| TO BE DONE |
Write out precisely the lines beginning with the line that contains "Enumerate this screenshot's" and ending with the last line of the entries, and no other lines.

| INFORMATION SUPPLIED |
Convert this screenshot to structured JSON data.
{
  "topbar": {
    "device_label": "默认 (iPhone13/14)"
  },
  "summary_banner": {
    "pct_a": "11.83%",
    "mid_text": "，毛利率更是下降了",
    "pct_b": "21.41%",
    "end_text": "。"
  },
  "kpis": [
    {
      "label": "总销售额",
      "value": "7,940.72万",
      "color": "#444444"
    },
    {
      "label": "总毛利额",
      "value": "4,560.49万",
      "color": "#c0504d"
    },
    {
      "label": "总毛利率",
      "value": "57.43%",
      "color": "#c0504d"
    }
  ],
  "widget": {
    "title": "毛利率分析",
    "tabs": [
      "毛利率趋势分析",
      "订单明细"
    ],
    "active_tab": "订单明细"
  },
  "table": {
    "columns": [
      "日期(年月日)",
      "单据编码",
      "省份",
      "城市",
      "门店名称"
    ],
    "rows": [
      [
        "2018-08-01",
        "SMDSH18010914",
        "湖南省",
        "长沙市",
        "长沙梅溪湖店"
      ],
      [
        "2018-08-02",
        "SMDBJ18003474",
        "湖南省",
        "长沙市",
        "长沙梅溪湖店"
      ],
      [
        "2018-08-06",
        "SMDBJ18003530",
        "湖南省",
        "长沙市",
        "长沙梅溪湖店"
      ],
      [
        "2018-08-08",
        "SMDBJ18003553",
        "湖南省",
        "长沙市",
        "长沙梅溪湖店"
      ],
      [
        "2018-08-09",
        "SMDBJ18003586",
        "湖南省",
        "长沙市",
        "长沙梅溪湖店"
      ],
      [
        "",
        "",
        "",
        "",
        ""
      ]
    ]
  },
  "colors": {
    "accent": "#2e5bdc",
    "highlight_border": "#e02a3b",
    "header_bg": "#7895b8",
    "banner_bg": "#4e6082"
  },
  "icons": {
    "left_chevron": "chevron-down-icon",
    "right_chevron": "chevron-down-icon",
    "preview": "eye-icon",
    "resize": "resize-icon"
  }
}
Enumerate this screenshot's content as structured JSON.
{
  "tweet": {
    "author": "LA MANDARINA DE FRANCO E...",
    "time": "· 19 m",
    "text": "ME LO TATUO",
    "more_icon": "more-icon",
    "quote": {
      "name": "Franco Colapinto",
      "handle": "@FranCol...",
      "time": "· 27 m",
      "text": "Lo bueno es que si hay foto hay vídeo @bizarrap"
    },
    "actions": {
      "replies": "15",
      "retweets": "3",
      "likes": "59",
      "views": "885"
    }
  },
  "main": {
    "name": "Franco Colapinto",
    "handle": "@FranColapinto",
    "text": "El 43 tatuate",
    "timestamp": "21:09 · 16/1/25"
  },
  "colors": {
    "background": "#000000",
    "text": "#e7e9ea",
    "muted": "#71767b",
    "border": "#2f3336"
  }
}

| RESULT |
Enumerate this screenshot's content as structured JSON.
{
  "tweet": {
    "author": "LA MANDARINA DE FRANCO E...",
    "time": "· 19 m",
    "text": "ME LO TATUO",
    "more_icon": "more-icon",
    "quote": {
      "name": "Franco Colapinto",
      "handle": "@FranCol...",
      "time": "· 27 m",
      "text": "Lo bueno es que si hay foto hay vídeo @bizarrap"
    },
    "actions": {
      "replies": "15",
      "retweets": "3",
      "likes": "59",
      "views": "885"
    }
  },
  "main": {
    "name": "Franco Colapinto",
    "handle": "@FranColapinto",
    "text": "El 43 tatuate",
    "timestamp": "21:09 · 16/1/25"
  },
  "colors": {
    "background": "#000000",
    "text": "#e7e9ea",
    "muted": "#71767b",
    "border": "#2f3336"
  }
}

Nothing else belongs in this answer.